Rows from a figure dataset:

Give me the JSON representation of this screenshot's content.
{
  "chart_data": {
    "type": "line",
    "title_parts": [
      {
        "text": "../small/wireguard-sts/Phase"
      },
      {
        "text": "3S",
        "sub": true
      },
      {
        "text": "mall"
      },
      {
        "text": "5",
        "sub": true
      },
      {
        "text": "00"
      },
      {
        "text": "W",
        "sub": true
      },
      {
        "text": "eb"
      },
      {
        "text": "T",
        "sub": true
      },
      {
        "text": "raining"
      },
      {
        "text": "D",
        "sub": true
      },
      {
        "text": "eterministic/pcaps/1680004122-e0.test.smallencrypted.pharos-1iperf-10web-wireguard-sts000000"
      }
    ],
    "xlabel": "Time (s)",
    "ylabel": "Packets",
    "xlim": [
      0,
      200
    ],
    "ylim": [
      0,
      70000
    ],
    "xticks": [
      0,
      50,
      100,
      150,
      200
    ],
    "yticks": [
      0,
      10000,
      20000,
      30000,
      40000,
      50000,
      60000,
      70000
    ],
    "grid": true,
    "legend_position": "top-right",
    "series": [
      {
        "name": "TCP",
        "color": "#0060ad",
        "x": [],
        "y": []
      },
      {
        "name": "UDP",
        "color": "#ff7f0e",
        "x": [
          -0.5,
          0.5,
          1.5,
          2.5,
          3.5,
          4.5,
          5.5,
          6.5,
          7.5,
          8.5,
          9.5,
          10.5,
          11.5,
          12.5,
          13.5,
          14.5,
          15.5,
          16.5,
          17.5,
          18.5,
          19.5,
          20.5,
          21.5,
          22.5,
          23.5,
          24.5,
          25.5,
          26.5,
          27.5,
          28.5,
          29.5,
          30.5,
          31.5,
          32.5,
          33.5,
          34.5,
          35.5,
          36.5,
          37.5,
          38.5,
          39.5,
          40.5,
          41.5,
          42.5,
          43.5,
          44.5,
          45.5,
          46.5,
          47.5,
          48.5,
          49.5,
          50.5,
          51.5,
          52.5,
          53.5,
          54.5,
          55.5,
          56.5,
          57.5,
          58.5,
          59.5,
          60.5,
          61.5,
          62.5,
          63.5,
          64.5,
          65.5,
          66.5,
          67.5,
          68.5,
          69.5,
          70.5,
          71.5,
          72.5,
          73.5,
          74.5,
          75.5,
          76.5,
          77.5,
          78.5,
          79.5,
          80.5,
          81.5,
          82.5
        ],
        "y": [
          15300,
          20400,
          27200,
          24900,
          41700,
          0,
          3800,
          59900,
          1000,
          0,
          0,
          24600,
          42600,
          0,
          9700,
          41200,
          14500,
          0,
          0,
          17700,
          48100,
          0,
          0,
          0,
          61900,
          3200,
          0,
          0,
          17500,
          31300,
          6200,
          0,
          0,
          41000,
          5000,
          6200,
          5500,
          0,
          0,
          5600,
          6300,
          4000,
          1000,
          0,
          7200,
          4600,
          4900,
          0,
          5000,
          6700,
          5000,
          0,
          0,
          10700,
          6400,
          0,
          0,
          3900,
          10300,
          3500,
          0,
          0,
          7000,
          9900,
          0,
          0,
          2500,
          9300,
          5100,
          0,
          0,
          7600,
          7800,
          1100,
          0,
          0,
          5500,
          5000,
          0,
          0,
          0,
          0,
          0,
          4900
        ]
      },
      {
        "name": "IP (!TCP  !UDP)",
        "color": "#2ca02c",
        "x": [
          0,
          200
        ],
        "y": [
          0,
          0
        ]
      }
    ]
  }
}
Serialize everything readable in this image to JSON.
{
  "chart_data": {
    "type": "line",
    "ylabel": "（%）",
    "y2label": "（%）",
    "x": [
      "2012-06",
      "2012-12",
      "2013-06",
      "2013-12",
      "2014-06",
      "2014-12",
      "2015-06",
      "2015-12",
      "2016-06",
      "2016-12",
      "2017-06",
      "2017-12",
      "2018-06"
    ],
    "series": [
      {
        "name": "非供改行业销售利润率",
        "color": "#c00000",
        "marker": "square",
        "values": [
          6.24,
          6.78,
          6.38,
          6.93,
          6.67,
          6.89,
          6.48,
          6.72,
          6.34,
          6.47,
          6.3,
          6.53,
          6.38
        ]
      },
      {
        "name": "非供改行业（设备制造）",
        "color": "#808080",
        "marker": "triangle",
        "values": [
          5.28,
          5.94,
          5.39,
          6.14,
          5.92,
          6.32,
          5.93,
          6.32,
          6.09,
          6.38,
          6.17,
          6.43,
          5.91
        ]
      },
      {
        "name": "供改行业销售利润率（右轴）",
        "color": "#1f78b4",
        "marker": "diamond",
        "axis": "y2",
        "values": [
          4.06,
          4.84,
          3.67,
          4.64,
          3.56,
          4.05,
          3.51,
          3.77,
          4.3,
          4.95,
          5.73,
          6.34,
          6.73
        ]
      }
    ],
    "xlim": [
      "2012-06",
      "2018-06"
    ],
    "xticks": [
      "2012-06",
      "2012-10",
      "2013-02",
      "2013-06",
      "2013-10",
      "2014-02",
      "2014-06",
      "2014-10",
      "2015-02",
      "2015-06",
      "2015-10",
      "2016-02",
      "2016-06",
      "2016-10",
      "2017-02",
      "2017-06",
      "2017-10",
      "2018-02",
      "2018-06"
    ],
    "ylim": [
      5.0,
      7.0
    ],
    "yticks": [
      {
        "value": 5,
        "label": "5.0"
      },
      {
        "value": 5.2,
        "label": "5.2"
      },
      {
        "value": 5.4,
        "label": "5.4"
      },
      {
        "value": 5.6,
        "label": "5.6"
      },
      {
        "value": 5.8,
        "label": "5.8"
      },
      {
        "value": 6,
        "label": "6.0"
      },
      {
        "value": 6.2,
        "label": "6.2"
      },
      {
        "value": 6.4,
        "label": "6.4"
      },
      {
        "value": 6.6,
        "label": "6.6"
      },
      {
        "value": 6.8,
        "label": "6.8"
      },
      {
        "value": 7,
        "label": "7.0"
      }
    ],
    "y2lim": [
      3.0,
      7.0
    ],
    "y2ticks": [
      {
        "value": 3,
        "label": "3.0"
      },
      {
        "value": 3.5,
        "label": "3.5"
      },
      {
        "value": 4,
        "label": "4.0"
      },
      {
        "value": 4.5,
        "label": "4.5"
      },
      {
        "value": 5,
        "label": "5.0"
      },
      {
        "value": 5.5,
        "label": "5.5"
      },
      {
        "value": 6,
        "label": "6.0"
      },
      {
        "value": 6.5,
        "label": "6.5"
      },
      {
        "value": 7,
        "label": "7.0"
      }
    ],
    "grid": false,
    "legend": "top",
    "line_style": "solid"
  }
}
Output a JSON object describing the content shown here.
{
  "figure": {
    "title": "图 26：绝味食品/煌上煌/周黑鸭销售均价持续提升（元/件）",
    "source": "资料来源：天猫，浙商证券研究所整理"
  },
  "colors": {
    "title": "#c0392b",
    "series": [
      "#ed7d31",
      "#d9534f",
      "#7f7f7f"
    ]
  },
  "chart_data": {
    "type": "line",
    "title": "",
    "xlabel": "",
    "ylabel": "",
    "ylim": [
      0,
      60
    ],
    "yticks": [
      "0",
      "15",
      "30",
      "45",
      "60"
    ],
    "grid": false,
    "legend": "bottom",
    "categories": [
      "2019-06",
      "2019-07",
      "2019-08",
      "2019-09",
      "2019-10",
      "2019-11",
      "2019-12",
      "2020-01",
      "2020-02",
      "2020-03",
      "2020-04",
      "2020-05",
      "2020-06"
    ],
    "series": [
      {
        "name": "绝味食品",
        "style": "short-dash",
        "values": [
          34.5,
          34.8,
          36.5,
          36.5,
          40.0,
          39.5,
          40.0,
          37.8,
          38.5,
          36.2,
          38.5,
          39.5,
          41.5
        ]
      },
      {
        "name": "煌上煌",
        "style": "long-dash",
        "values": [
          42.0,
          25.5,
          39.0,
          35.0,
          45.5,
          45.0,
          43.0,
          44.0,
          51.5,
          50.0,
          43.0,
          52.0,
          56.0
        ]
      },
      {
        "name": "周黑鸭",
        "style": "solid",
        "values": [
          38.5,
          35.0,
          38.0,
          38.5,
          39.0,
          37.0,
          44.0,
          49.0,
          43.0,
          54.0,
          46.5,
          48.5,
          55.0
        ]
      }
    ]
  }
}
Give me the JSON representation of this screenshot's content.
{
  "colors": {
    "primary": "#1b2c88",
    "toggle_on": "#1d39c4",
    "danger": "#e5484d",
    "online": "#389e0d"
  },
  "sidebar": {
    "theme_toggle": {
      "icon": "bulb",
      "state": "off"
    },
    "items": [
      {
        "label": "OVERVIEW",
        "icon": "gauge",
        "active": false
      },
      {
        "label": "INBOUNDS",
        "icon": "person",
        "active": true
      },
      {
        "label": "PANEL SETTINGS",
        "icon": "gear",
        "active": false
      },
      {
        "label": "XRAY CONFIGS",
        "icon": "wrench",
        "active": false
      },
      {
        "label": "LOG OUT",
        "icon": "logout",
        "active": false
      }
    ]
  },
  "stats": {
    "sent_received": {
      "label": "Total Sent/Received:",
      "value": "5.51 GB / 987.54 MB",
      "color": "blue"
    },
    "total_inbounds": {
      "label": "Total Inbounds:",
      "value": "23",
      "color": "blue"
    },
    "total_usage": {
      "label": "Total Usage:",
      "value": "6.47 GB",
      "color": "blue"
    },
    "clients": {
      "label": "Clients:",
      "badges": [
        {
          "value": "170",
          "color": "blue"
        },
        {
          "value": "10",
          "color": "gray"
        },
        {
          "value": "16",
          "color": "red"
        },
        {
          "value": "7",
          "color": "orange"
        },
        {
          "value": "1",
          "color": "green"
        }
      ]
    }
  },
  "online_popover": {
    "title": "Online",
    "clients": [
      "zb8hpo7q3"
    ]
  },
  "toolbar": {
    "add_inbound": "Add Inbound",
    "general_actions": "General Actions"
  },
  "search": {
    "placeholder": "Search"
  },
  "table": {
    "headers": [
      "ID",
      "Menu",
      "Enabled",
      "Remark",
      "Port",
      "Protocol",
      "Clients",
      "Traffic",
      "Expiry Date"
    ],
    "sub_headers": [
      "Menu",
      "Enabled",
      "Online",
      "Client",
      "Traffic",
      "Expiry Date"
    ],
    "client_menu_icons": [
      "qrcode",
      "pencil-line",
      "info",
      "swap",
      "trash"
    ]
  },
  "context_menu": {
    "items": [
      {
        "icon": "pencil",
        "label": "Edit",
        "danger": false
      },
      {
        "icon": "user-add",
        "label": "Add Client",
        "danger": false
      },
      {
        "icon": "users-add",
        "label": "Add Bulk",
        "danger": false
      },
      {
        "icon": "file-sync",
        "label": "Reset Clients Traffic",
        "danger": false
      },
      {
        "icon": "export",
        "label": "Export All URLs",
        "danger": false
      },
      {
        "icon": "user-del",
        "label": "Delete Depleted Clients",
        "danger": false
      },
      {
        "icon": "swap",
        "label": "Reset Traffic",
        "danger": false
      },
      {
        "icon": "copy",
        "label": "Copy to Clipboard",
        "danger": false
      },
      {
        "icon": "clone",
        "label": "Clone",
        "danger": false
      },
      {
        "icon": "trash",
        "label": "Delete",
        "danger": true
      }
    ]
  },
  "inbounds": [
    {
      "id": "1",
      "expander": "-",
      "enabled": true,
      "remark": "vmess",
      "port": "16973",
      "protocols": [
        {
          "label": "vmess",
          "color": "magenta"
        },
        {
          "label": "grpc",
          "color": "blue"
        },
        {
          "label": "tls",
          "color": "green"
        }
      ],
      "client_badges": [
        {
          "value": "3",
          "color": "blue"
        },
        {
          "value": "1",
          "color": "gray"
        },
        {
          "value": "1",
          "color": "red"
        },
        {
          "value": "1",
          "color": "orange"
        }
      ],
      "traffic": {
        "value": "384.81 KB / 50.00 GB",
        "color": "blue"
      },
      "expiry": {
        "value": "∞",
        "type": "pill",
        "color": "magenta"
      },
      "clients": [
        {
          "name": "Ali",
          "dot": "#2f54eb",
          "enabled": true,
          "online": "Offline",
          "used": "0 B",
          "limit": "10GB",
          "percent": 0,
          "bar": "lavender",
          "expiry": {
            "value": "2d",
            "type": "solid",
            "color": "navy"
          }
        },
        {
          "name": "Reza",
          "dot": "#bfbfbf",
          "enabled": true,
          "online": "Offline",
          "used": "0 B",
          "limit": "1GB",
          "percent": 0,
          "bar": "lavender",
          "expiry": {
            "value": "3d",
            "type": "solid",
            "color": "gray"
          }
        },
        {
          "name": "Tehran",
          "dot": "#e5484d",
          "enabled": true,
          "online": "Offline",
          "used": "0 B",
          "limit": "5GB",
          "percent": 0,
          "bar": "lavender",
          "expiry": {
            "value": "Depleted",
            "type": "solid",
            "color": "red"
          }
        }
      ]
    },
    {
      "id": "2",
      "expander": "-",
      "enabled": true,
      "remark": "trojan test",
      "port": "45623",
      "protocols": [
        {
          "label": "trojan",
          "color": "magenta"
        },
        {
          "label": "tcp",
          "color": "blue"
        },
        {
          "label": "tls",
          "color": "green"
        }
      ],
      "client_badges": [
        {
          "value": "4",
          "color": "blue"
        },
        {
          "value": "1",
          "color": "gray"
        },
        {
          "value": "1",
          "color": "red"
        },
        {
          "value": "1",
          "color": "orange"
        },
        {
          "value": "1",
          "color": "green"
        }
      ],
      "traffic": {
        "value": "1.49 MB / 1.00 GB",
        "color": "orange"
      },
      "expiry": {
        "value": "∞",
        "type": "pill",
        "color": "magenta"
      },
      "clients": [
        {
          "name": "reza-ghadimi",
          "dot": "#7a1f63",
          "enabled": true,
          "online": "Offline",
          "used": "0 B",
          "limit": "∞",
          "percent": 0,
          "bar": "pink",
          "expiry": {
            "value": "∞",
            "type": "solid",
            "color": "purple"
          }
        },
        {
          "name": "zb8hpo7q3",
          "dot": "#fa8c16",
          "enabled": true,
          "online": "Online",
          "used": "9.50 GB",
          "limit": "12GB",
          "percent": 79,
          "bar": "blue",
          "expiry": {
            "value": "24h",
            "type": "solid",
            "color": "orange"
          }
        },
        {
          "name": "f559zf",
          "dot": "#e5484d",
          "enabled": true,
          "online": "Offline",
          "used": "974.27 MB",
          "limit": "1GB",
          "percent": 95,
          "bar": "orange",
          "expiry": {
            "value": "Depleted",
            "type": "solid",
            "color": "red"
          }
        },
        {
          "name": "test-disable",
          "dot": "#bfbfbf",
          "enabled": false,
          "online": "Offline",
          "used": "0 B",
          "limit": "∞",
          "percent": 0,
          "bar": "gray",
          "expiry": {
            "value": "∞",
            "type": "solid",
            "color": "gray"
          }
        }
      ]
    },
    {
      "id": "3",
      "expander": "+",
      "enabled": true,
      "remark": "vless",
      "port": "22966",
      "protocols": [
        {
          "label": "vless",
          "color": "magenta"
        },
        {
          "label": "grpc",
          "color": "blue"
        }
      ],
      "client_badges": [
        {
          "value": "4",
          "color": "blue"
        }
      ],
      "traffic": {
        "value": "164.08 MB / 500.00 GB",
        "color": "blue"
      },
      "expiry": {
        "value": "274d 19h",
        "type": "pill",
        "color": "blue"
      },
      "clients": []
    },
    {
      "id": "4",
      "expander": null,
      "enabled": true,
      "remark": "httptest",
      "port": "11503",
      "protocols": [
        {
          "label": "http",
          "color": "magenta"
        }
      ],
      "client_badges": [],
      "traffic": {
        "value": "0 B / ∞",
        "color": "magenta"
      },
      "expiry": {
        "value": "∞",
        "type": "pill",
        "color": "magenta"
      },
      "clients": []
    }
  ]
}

• **Instructions to follow**: Copy every line from the entries that contains the word "limit".

• **Result of this task**:
          "limit": "10GB",
          "limit": "1GB",
          "limit": "5GB",
          "limit": "∞",
          "limit": "12GB",
          "limit": "1GB",
          "limit": "∞",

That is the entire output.